**Set task**
Without the pictures, return all of the material exactly as written.

**Source records**
* start *

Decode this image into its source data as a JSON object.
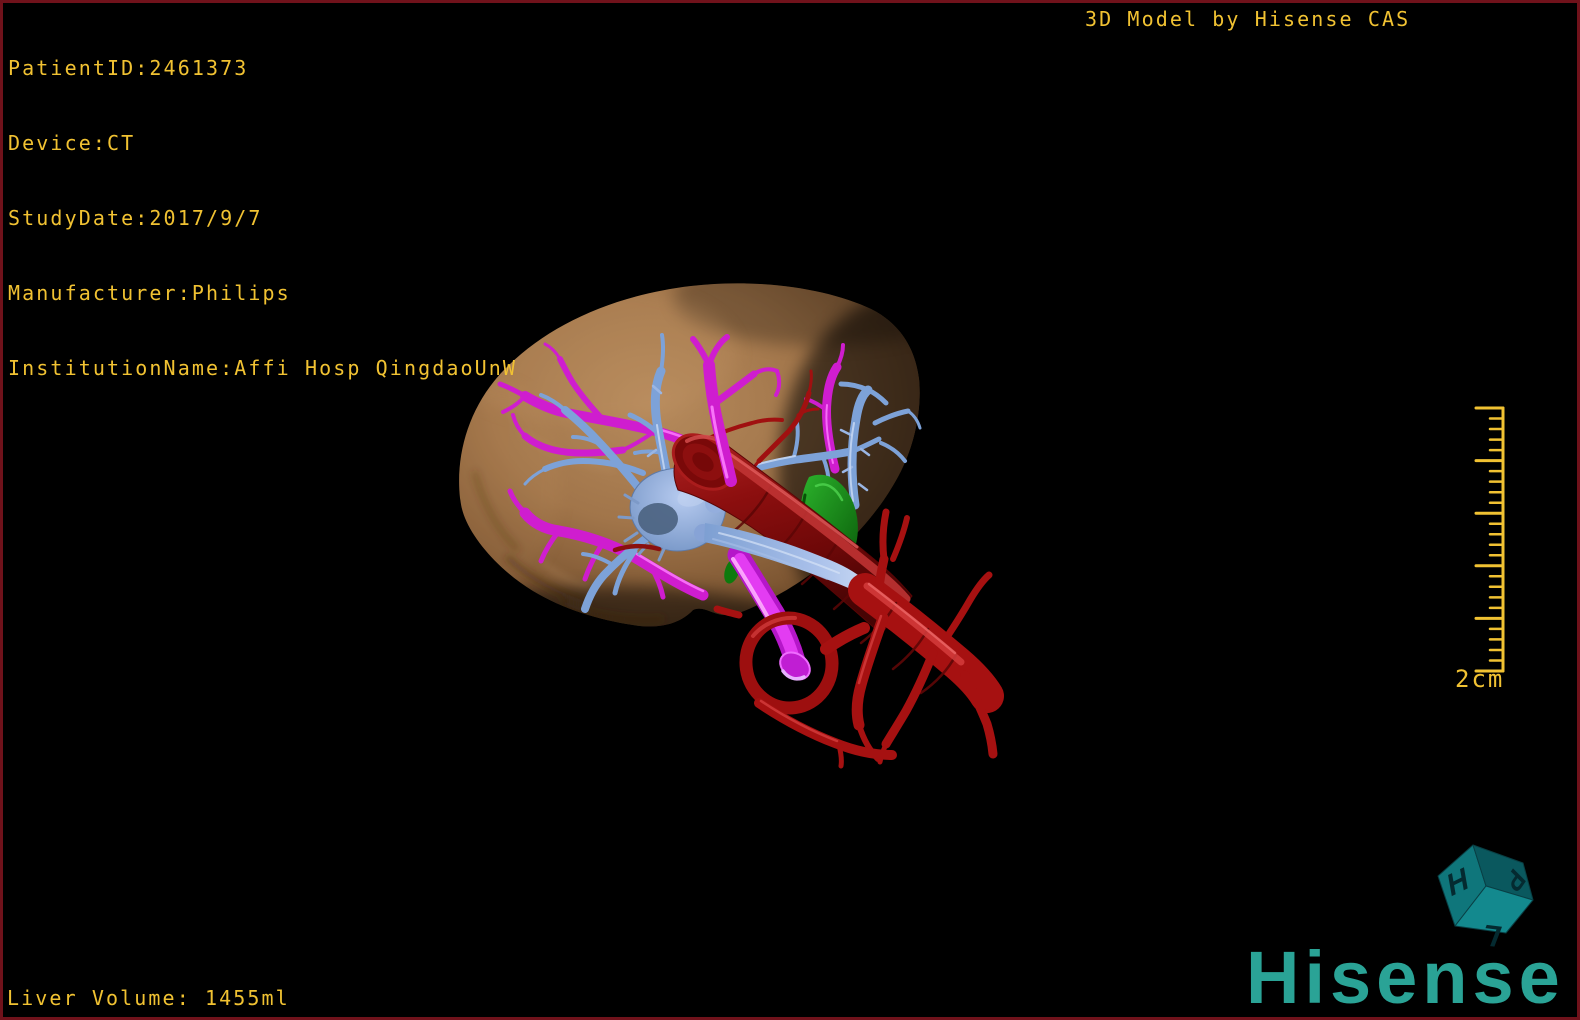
{
  "header": {
    "patient_lines": [
      "PatientID:2461373",
      "Device:CT",
      "StudyDate:2017/9/7",
      "Manufacturer:Philips",
      "InstitutionName:Affi Hosp QingdaoUnW"
    ],
    "title": "3D Model by Hisense CAS"
  },
  "footer": {
    "liver_volume": "Liver Volume: 1455ml",
    "logo": "Hisense"
  },
  "scale_bar": {
    "label": "2cm"
  },
  "orientation_cube": {
    "left_face": "H",
    "top_face": "P",
    "bottom_face": "L"
  },
  "colors": {
    "annotation_text": "#f1c232",
    "logo_teal": "#2aa396",
    "frame_border": "#70121b",
    "liver_tan": "#a1754a",
    "portal_vein_magenta": "#cf1dcf",
    "hepatic_vein_blue": "#7da2d8",
    "ivc_dark_red": "#8d0f0f",
    "artery_red": "#a61111",
    "gallbladder_green": "#1d9e1d",
    "cube_teal": "#0f767b"
  }
}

* end *

**Problem solution**
Decode this image into its source data as a JSON object.
{
  "header": {
    "patient_lines": [
      "PatientID:2461373",
      "Device:CT",
      "StudyDate:2017/9/7",
      "Manufacturer:Philips",
      "InstitutionName:Affi Hosp QingdaoUnW"
    ],
    "title": "3D Model by Hisense CAS"
  },
  "footer": {
    "liver_volume": "Liver Volume: 1455ml",
    "logo": "Hisense"
  },
  "scale_bar": {
    "label": "2cm"
  },
  "orientation_cube": {
    "left_face": "H",
    "top_face": "P",
    "bottom_face": "L"
  },
  "colors": {
    "annotation_text": "#f1c232",
    "logo_teal": "#2aa396",
    "frame_border": "#70121b",
    "liver_tan": "#a1754a",
    "portal_vein_magenta": "#cf1dcf",
    "hepatic_vein_blue": "#7da2d8",
    "ivc_dark_red": "#8d0f0f",
    "artery_red": "#a61111",
    "gallbladder_green": "#1d9e1d",
    "cube_teal": "#0f767b"
  }
}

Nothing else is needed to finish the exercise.